→ **Given request**: Filter out everything except lines holding "heading".

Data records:
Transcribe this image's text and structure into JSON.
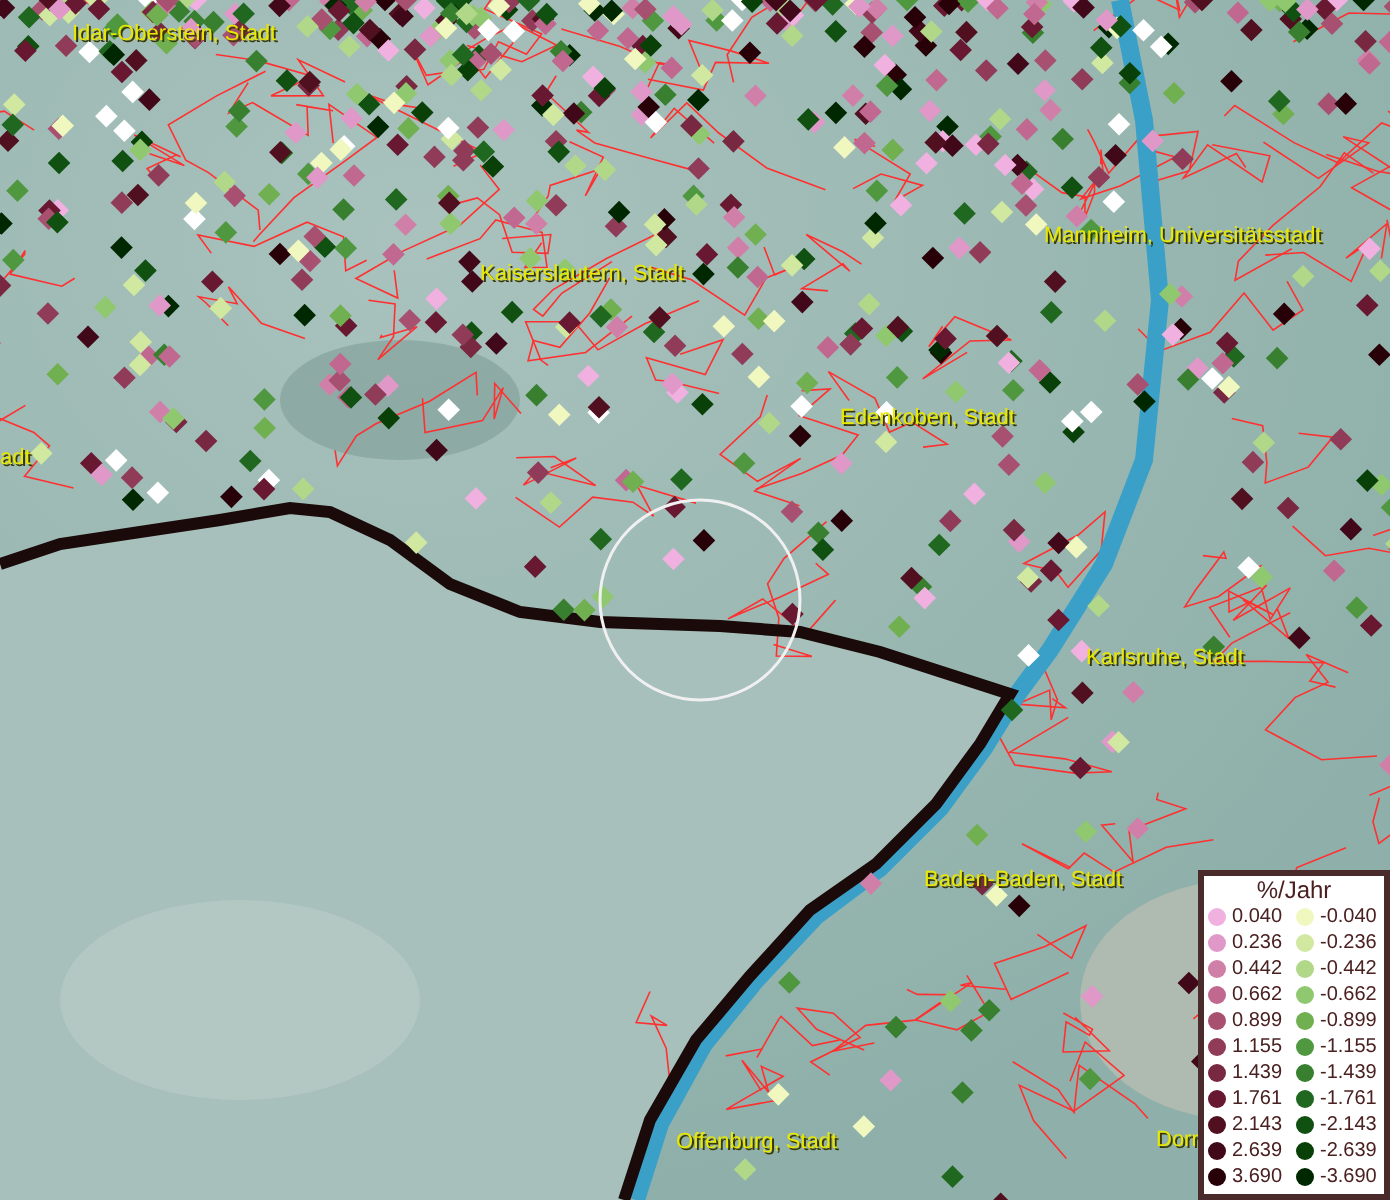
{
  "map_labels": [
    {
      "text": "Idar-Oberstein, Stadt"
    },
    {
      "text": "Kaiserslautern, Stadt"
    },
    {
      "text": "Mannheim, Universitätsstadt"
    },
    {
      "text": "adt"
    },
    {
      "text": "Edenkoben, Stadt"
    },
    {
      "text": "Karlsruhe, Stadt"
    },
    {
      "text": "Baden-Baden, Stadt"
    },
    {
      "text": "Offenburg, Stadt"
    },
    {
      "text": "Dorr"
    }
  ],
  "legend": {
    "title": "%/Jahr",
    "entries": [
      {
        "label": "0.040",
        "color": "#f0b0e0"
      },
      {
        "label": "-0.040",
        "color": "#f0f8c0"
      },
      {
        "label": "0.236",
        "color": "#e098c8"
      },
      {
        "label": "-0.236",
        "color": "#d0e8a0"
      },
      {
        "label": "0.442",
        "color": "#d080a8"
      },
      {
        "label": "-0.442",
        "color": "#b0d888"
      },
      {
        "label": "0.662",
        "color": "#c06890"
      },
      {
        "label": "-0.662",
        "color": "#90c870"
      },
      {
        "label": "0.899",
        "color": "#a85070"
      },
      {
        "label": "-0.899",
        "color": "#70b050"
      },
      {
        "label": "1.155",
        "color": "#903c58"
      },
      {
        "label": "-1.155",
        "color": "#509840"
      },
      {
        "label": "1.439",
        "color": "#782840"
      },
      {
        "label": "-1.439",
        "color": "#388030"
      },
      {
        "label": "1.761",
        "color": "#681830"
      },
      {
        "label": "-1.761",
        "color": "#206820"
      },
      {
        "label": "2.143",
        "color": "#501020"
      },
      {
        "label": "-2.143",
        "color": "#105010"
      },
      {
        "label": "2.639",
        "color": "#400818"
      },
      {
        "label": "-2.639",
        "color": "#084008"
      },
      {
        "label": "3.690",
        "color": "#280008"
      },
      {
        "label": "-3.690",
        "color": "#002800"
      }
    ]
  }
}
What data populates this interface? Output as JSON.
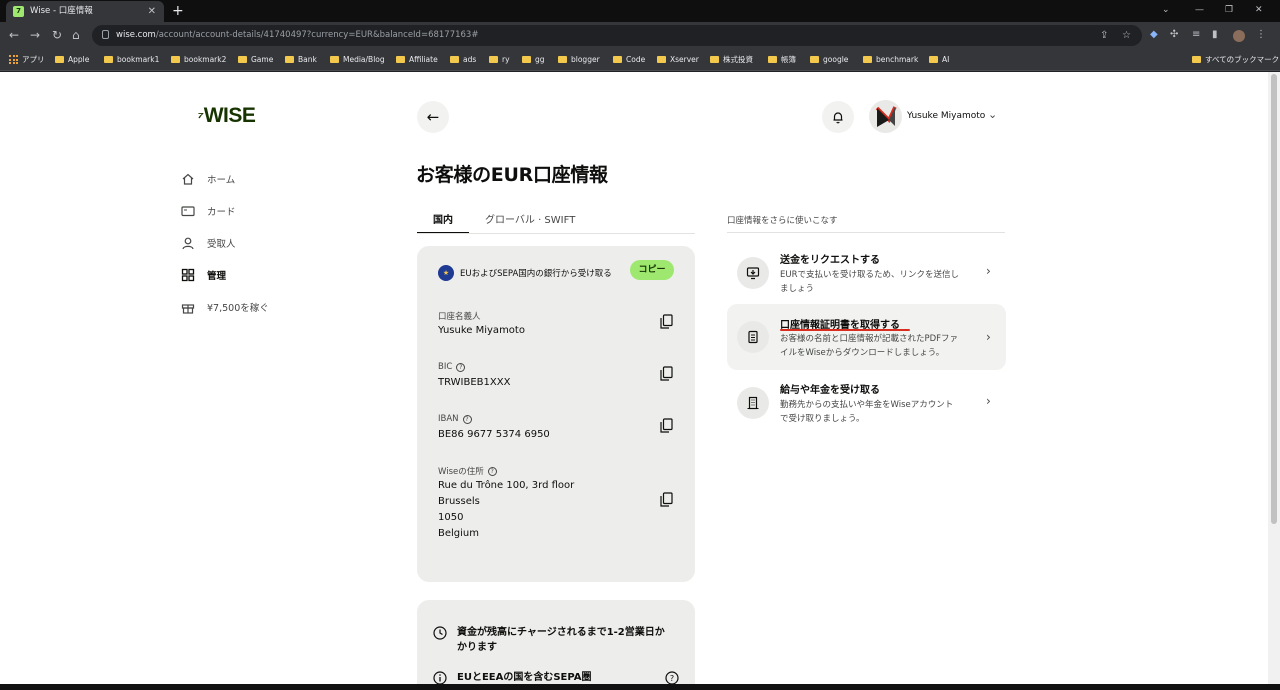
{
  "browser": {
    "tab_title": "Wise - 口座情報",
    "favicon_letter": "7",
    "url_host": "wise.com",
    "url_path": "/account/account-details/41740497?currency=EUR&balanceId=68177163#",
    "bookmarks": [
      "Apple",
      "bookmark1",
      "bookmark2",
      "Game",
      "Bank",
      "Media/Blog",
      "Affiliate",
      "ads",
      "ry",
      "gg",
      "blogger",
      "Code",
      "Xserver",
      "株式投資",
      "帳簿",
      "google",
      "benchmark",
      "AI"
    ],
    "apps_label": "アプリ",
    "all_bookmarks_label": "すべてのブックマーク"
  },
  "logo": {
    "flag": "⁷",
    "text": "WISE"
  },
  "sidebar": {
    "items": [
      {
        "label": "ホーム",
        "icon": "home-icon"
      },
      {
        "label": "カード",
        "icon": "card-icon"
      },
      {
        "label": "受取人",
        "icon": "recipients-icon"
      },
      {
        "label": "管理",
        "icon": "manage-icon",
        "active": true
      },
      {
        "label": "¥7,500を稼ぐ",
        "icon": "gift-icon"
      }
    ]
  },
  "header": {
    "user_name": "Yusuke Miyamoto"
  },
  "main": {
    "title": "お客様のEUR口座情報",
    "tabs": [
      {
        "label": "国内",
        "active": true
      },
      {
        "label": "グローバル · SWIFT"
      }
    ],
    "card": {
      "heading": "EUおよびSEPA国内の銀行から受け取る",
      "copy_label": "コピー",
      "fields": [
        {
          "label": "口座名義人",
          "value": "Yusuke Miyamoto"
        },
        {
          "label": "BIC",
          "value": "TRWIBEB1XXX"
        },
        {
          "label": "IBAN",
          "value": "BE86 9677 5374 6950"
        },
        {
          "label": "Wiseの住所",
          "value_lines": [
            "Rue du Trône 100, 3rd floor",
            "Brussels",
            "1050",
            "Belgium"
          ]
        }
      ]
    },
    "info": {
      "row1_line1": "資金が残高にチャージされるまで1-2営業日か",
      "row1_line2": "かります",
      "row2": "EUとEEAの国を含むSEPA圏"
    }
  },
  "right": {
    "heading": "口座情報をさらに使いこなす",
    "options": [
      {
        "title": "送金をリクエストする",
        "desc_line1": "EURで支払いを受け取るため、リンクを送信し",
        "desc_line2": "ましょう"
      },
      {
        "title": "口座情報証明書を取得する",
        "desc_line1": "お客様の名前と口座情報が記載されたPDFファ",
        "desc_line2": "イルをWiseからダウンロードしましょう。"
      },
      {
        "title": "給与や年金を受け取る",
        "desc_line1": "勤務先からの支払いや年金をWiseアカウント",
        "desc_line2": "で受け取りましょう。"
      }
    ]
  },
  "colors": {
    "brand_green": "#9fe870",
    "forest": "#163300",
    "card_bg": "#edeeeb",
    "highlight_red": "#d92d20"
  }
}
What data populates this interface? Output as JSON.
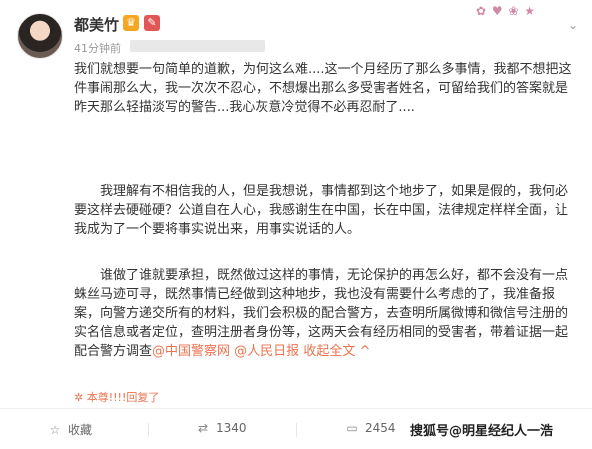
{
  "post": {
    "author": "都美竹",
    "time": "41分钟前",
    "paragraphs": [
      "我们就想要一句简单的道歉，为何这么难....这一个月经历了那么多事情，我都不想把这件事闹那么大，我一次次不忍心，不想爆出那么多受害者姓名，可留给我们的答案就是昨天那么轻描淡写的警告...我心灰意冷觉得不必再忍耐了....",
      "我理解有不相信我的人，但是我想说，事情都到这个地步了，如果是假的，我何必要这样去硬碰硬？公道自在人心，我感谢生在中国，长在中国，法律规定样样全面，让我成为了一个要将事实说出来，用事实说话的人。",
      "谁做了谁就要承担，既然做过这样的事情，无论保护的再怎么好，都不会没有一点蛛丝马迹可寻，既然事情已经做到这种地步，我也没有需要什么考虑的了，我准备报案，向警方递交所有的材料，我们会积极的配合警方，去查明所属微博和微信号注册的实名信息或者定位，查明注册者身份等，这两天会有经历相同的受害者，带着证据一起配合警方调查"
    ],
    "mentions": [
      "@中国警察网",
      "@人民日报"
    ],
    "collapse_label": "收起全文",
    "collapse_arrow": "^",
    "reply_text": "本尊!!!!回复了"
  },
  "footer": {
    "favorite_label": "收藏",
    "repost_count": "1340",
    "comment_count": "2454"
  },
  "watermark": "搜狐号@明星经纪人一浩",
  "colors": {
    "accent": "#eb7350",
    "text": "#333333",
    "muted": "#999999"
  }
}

→ **Answer**:
      "heading": "EUおよびSEPA国内の銀行から受け取る",
    "heading": "口座情報をさらに使いこなす",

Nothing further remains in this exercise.